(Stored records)
#####

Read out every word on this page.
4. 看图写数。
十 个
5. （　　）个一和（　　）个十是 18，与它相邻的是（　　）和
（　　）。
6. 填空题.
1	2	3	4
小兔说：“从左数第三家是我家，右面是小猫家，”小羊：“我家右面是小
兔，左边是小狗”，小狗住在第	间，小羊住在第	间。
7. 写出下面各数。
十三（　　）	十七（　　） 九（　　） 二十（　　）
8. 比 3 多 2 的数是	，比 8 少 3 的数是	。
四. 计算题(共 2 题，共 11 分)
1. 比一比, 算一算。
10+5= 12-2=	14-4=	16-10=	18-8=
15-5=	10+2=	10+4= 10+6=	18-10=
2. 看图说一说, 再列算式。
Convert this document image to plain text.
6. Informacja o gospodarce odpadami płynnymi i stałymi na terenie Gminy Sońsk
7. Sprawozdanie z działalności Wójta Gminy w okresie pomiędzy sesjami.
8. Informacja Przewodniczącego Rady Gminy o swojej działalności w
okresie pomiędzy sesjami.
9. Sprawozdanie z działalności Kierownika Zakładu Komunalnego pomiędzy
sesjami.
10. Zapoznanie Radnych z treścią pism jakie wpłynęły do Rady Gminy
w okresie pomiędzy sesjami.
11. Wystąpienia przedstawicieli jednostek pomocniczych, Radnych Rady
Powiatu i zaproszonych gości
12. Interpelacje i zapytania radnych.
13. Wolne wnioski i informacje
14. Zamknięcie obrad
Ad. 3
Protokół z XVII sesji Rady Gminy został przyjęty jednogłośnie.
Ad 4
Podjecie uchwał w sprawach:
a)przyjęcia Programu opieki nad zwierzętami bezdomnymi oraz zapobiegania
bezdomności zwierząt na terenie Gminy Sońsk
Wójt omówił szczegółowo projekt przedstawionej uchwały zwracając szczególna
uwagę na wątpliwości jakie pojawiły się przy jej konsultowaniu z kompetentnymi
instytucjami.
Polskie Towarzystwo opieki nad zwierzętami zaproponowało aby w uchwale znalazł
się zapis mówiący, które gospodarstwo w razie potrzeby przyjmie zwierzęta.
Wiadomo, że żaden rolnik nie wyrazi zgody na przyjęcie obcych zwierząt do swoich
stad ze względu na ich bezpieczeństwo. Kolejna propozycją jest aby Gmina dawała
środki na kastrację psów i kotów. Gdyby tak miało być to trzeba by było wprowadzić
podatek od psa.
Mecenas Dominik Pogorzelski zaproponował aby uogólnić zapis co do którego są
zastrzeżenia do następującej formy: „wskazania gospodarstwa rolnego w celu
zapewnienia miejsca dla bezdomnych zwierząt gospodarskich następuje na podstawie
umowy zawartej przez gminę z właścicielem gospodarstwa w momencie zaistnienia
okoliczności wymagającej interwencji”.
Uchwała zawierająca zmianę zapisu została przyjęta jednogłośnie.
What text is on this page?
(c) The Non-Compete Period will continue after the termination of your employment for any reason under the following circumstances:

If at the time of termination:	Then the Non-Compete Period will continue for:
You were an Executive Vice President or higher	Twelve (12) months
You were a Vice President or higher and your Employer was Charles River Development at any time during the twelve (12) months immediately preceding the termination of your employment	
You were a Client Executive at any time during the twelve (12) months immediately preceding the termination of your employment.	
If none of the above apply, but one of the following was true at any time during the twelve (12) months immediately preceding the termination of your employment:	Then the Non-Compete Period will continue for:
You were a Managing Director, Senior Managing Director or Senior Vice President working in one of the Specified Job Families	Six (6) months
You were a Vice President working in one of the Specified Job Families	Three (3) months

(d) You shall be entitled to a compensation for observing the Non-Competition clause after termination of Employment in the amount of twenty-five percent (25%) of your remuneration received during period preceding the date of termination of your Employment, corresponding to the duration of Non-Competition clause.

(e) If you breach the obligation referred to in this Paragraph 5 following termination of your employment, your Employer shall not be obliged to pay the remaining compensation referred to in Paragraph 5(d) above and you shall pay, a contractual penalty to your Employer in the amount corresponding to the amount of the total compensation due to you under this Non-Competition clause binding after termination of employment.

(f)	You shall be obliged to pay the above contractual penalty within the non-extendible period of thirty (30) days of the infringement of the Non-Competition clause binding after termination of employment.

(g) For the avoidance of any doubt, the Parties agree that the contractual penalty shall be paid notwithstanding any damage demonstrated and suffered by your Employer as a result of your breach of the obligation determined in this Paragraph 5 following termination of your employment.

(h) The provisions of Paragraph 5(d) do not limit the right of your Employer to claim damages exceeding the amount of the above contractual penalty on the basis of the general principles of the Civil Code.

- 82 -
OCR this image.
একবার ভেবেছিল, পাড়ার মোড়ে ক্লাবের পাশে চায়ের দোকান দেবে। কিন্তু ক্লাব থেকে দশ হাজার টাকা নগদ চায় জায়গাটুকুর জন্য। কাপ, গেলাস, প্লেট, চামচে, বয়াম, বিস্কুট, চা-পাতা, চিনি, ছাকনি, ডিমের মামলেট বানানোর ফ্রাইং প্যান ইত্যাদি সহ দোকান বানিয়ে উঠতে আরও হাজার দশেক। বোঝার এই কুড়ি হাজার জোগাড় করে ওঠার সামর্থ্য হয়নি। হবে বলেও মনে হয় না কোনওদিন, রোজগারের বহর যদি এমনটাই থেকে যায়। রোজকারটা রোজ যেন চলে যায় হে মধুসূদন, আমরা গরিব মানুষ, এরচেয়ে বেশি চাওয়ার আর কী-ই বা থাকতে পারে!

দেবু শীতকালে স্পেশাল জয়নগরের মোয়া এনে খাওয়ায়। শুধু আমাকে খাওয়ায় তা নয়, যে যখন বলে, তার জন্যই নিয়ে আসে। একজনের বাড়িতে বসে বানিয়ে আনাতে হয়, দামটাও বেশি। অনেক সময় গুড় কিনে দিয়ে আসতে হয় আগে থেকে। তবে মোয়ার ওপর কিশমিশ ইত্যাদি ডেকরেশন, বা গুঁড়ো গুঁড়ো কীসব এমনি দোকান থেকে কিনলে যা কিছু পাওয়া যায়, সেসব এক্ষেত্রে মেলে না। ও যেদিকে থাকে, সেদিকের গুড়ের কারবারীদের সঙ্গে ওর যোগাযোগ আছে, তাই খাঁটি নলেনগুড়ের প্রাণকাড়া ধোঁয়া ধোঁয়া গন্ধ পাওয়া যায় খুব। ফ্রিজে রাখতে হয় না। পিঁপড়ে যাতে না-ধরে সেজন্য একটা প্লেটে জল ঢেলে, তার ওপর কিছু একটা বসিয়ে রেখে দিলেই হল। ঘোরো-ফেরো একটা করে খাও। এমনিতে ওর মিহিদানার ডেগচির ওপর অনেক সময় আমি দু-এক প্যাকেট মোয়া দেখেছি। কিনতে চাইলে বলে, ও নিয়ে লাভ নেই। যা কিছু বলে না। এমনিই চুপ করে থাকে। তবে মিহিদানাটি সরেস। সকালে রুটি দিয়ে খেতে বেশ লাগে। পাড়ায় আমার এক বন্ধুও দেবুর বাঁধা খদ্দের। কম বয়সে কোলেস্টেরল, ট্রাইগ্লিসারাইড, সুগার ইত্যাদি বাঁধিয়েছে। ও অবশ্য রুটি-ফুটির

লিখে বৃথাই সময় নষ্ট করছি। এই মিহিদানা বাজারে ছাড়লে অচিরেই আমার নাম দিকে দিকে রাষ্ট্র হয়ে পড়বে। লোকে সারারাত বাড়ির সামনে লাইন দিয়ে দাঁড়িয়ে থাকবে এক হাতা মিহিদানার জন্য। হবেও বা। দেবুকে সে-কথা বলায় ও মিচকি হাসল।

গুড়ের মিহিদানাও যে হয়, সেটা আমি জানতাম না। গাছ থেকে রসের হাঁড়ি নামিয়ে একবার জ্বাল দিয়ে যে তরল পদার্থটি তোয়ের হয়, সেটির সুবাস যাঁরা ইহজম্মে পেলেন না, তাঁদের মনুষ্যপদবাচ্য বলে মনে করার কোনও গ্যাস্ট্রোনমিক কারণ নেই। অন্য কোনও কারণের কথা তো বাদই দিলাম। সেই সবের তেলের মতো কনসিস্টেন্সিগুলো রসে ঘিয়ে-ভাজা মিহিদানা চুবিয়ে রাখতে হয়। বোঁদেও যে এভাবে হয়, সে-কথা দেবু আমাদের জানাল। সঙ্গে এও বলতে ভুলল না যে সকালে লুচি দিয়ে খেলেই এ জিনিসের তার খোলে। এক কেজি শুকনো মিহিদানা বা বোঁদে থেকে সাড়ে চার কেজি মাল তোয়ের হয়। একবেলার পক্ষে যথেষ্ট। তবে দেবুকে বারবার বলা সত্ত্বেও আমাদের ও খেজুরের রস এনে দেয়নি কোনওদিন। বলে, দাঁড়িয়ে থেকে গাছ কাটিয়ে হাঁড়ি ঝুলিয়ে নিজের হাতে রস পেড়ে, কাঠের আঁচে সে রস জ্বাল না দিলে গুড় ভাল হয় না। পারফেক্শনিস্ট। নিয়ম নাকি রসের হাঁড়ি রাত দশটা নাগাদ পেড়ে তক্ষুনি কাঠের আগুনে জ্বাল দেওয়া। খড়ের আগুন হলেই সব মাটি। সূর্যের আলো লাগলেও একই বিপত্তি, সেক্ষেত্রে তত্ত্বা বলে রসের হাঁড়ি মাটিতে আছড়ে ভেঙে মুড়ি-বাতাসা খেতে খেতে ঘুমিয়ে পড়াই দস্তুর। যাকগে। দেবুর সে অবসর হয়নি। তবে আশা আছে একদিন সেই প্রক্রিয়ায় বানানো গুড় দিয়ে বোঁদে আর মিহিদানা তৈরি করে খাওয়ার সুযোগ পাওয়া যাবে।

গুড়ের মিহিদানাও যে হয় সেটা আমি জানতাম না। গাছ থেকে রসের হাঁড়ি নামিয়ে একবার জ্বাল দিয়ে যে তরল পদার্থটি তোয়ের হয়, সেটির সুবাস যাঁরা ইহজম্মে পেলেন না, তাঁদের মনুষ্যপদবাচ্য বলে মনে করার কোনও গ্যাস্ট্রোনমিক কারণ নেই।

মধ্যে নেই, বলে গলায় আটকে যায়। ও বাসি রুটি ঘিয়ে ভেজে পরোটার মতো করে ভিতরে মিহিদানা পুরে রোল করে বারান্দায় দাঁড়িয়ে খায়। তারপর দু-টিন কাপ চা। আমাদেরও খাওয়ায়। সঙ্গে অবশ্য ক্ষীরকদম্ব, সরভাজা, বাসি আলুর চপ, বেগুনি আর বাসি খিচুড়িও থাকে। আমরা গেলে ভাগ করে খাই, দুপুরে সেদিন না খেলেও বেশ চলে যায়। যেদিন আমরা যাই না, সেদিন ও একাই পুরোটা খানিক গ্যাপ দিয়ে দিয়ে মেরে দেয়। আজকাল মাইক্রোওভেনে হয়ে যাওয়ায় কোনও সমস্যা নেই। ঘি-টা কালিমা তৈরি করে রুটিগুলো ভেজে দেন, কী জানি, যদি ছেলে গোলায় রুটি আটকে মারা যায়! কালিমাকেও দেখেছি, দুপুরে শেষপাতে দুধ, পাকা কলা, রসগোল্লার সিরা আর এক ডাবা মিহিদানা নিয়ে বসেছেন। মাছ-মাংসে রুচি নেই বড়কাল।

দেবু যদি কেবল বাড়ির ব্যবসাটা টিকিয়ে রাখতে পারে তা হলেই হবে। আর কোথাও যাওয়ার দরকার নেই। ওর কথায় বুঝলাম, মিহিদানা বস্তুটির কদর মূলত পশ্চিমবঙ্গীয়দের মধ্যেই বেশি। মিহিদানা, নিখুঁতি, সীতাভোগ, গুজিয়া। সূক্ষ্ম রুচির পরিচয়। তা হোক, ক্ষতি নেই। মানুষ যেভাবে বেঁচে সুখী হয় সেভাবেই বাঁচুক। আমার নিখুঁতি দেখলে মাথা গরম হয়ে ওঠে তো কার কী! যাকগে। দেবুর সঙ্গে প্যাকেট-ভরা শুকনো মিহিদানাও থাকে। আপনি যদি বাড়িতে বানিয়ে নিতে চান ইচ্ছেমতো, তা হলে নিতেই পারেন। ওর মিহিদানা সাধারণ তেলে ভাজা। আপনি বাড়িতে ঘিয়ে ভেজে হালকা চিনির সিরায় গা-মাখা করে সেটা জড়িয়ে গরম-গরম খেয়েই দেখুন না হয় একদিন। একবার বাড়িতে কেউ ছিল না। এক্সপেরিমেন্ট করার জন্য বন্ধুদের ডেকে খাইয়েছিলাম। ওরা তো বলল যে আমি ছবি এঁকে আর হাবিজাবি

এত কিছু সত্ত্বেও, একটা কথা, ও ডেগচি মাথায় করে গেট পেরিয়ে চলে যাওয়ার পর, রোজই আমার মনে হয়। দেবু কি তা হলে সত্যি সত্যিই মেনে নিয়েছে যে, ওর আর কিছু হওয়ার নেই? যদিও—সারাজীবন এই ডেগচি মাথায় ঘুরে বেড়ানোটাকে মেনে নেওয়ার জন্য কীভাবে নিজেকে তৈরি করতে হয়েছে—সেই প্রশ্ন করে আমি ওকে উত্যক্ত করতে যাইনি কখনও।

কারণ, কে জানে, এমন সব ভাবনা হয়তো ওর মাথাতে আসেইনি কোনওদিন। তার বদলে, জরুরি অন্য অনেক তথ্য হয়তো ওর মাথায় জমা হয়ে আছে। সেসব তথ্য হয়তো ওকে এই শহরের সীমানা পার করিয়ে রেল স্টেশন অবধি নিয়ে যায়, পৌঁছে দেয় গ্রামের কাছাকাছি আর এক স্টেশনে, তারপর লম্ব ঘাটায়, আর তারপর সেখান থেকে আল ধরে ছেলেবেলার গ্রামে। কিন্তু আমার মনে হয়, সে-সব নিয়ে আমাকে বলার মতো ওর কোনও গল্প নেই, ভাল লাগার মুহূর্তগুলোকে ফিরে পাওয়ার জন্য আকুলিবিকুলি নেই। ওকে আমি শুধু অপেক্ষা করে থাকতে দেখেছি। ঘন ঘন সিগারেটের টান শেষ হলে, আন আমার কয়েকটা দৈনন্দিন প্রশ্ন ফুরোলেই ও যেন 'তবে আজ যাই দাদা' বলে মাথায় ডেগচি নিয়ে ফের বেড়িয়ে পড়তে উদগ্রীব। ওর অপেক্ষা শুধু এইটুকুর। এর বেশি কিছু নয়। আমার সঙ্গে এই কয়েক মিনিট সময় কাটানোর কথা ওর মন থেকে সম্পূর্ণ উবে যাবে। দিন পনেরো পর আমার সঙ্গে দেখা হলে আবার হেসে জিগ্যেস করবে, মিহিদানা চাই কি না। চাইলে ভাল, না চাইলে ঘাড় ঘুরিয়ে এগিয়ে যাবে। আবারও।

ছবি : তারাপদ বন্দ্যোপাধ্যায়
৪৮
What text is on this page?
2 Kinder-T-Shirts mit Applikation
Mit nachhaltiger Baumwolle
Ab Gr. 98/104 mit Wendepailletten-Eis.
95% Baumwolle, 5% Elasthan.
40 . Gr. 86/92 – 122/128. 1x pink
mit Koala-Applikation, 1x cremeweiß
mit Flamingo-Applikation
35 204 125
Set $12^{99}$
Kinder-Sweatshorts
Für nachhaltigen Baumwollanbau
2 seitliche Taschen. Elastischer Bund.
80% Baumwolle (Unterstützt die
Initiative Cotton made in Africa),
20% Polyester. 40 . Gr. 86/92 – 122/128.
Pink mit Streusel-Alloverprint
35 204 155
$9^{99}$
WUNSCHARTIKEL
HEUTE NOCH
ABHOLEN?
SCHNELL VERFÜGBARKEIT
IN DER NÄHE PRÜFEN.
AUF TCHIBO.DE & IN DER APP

#####

▶ [Problem] What is the number of lines in this material that hold the string "Baumwolle"? Answer with that number only.

▶ [In response] 3